┌──
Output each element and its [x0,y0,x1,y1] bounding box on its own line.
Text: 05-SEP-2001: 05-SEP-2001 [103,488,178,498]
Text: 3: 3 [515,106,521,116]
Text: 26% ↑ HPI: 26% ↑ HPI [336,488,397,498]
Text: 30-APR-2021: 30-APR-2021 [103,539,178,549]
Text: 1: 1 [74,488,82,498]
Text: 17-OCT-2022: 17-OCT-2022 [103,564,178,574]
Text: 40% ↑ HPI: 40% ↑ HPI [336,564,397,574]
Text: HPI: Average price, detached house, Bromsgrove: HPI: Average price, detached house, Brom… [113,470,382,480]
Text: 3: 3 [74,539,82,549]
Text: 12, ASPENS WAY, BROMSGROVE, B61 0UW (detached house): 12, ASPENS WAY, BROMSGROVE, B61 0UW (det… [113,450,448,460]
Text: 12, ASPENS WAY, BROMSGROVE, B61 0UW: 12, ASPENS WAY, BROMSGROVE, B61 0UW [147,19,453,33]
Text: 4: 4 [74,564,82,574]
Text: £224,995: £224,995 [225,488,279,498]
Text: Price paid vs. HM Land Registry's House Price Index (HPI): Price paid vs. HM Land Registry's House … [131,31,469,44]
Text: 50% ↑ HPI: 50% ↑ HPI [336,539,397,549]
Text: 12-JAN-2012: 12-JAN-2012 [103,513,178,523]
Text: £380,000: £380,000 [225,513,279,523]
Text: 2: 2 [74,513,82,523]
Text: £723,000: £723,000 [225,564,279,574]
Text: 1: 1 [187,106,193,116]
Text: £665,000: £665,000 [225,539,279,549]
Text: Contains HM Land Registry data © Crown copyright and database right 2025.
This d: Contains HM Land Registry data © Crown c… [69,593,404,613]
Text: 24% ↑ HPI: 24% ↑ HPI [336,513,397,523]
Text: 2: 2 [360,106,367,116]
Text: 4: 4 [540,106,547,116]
└──
■ Задание
Перепишите все записи выше, заменив «detached house» на «semi-detached house». Всё остальное оставьте без изменений.

■ Решение
Output each element and its [x0,y0,x1,y1] bounding box on its own line.
Text: 05-SEP-2001: 05-SEP-2001 [103,488,178,498]
Text: 3: 3 [515,106,521,116]
Text: 26% ↑ HPI: 26% ↑ HPI [336,488,397,498]
Text: 30-APR-2021: 30-APR-2021 [103,539,178,549]
Text: 1: 1 [74,488,82,498]
Text: 17-OCT-2022: 17-OCT-2022 [103,564,178,574]
Text: 40% ↑ HPI: 40% ↑ HPI [336,564,397,574]
Text: HPI: Average price, semi-detached house, Bromsgrove: HPI: Average price, semi-detached house, Brom… [113,470,382,480]
Text: 3: 3 [74,539,82,549]
Text: 12, ASPENS WAY, BROMSGROVE, B61 0UW (semi-detached house): 12, ASPENS WAY, BROMSGROVE, B61 0UW (det… [113,450,448,460]
Text: 12, ASPENS WAY, BROMSGROVE, B61 0UW: 12, ASPENS WAY, BROMSGROVE, B61 0UW [147,19,453,33]
Text: 4: 4 [74,564,82,574]
Text: £224,995: £224,995 [225,488,279,498]
Text: Price paid vs. HM Land Registry's House Price Index (HPI): Price paid vs. HM Land Registry's House … [131,31,469,44]
Text: 50% ↑ HPI: 50% ↑ HPI [336,539,397,549]
Text: 12-JAN-2012: 12-JAN-2012 [103,513,178,523]
Text: £380,000: £380,000 [225,513,279,523]
Text: 2: 2 [74,513,82,523]
Text: £723,000: £723,000 [225,564,279,574]
Text: 1: 1 [187,106,193,116]
Text: £665,000: £665,000 [225,539,279,549]
Text: Contains HM Land Registry data © Crown copyright and database right 2025.
This d: Contains HM Land Registry data © Crown c… [69,593,404,613]
Text: 24% ↑ HPI: 24% ↑ HPI [336,513,397,523]
Text: 2: 2 [360,106,367,116]
Text: 4: 4 [540,106,547,116]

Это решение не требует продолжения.